EXERCISE TASK => Collect all lines below with the string "geese".

Dataset items:
■ ■ ■
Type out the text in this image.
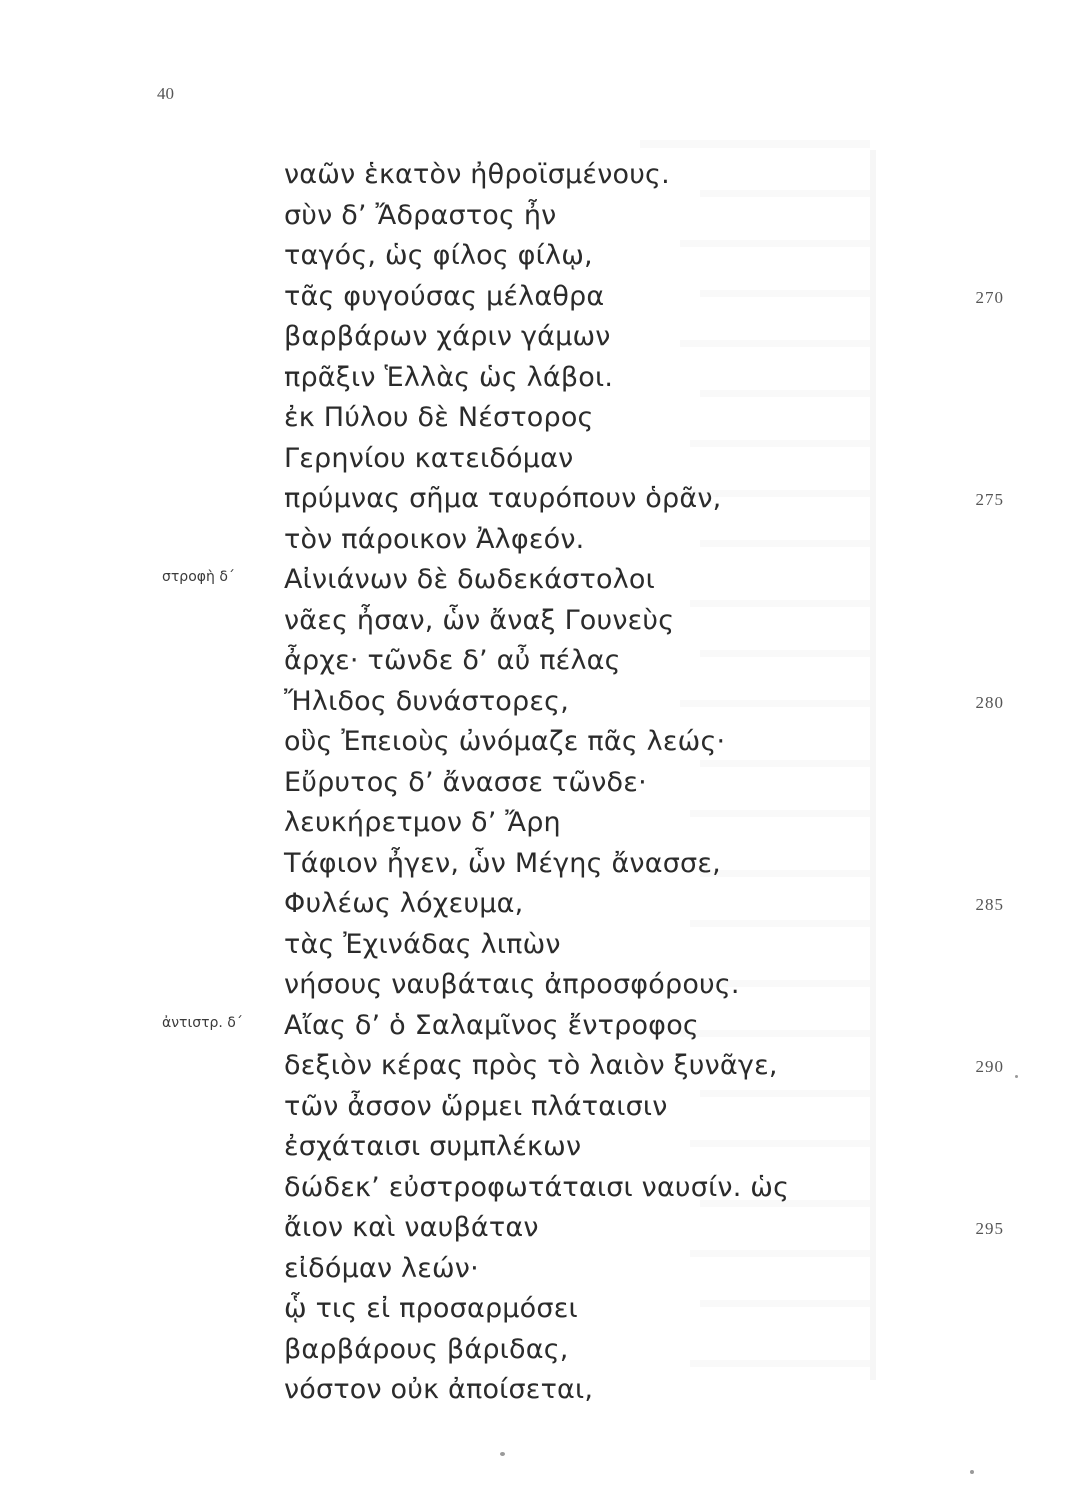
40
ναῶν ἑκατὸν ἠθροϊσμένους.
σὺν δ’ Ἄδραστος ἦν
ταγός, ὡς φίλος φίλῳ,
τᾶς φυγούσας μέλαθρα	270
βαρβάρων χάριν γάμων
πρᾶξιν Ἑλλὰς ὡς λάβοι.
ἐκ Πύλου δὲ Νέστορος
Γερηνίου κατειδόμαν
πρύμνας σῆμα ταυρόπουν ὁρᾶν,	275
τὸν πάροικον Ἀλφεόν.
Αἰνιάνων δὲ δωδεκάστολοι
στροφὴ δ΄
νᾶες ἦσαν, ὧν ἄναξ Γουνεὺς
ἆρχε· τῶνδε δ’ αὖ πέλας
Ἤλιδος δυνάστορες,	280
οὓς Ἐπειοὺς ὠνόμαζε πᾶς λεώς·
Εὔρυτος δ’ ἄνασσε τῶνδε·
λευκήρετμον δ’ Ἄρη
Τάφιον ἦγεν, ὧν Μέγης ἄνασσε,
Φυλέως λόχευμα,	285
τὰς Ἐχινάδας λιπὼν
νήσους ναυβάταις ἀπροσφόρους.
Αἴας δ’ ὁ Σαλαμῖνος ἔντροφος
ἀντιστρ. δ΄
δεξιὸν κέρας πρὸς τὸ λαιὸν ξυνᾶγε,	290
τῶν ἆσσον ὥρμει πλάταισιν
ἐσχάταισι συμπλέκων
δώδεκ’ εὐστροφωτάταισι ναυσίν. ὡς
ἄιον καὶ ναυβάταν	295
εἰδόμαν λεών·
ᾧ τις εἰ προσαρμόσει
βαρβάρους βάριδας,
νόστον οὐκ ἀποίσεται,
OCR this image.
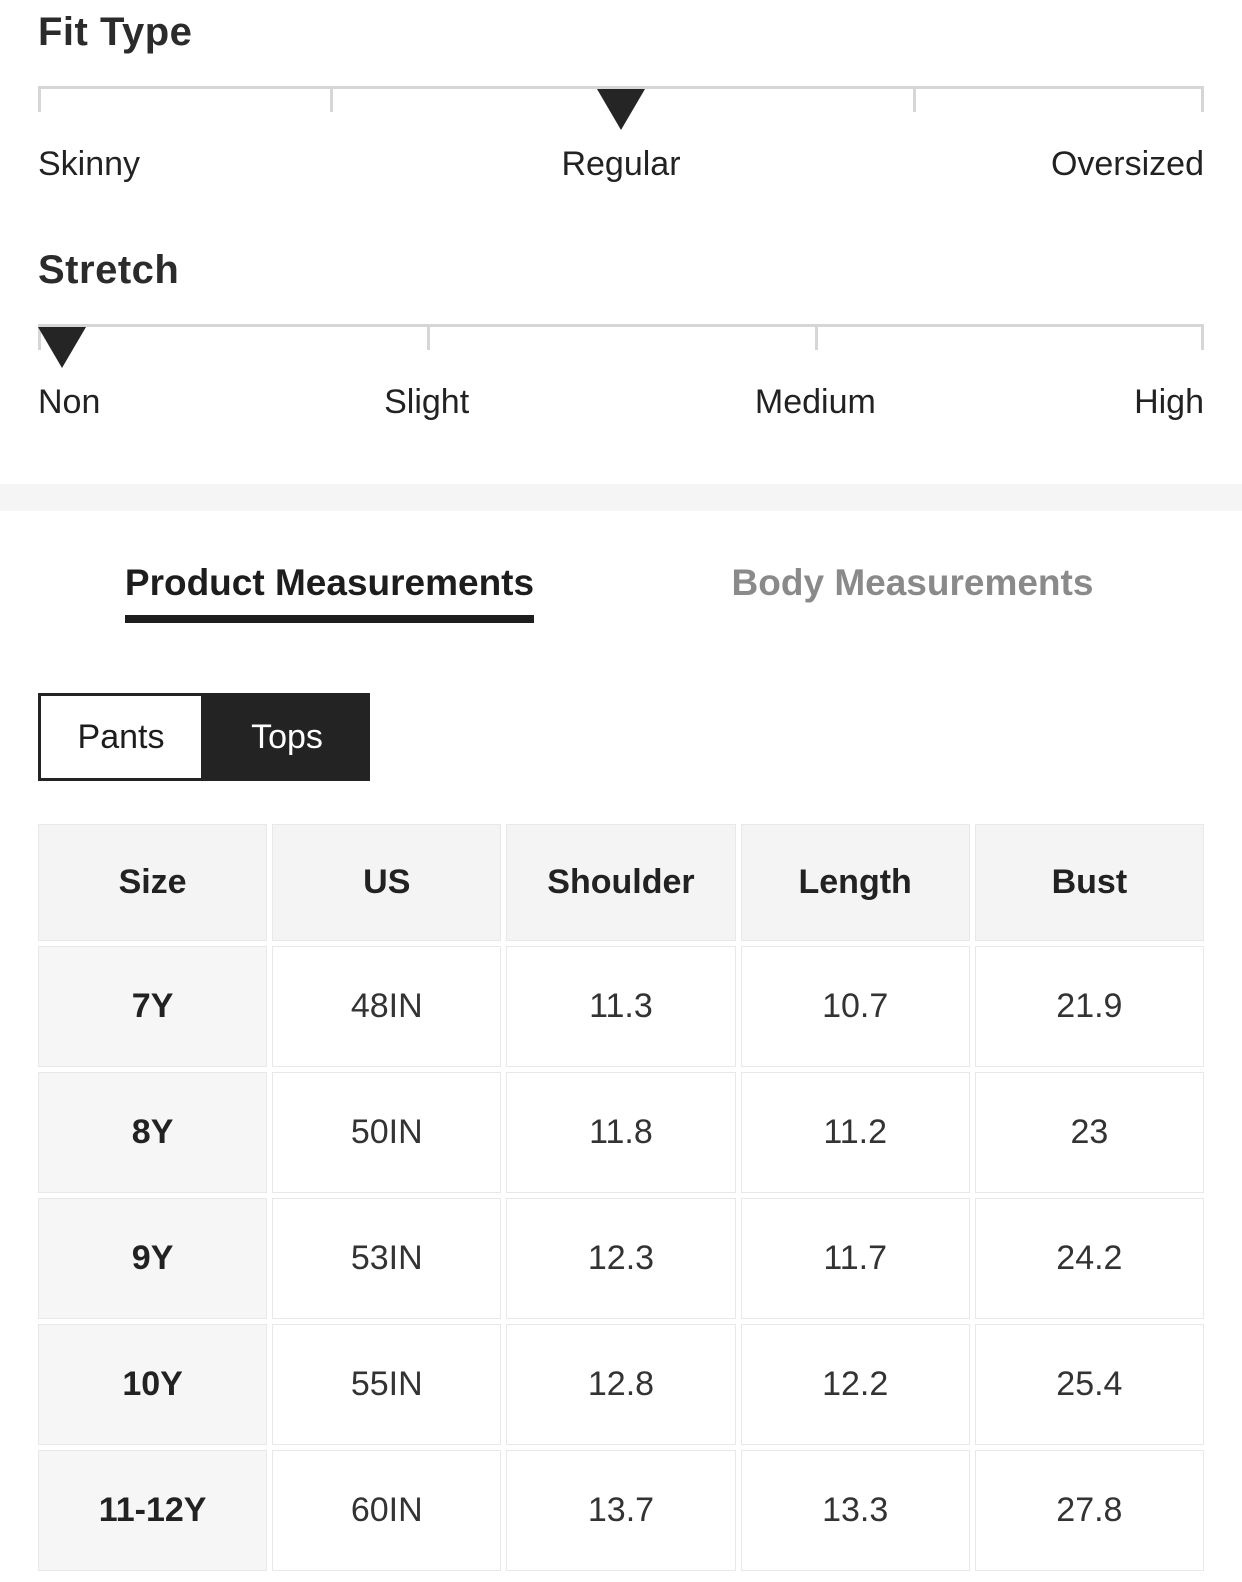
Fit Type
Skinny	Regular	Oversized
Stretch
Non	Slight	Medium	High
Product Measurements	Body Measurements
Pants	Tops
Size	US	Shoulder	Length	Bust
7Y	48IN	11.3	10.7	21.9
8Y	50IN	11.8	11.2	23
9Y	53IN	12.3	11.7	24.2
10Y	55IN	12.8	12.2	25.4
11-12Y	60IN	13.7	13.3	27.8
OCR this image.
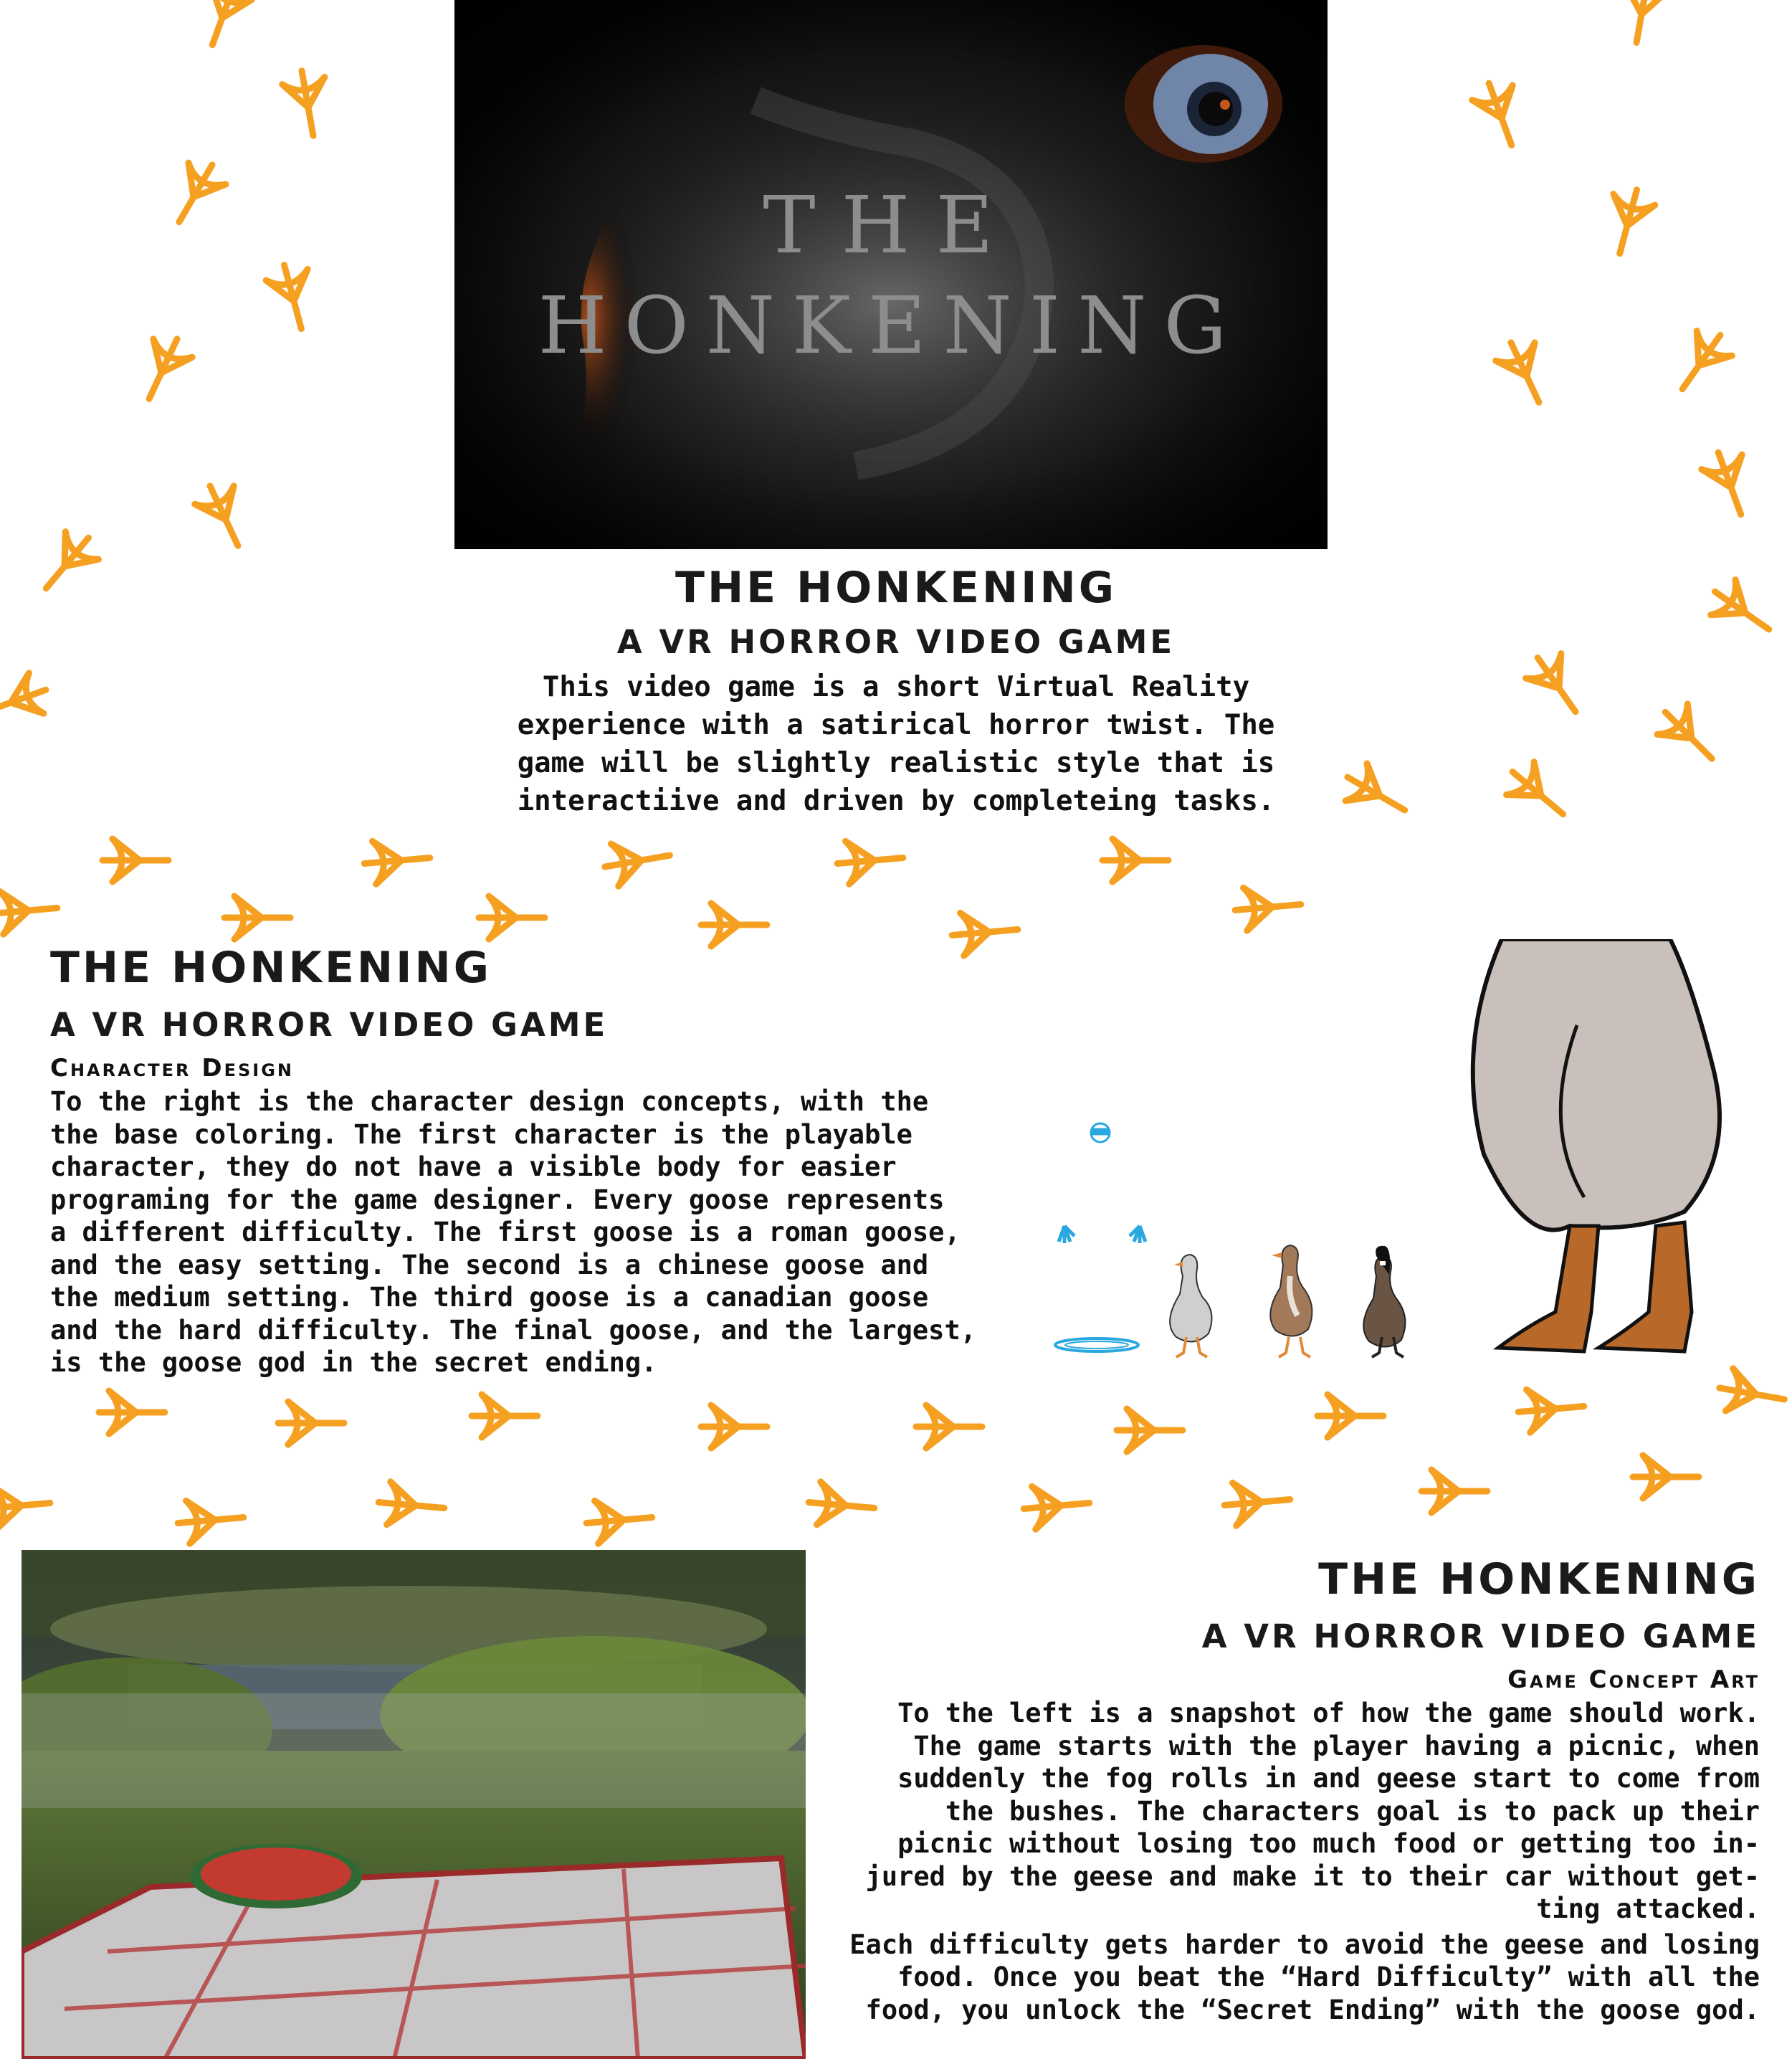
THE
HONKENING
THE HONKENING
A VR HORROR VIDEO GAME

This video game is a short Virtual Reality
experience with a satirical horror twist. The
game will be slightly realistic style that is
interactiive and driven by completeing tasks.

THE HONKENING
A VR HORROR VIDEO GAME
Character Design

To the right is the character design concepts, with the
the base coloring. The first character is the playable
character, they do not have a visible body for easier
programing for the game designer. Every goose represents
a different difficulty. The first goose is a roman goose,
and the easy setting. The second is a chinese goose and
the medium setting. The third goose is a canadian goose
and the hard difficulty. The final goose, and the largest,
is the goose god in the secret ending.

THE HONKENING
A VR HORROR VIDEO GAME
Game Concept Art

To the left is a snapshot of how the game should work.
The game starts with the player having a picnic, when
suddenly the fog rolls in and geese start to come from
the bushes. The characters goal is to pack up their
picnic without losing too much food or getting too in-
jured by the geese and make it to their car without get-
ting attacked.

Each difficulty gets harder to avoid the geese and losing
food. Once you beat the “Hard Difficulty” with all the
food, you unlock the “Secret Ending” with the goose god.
■ ■ ■
ANSWER TO THE EXERCISE =>
suddenly the fog rolls in and geese start to come from
jured by the geese and make it to their car without get-
Each difficulty gets harder to avoid the geese and losing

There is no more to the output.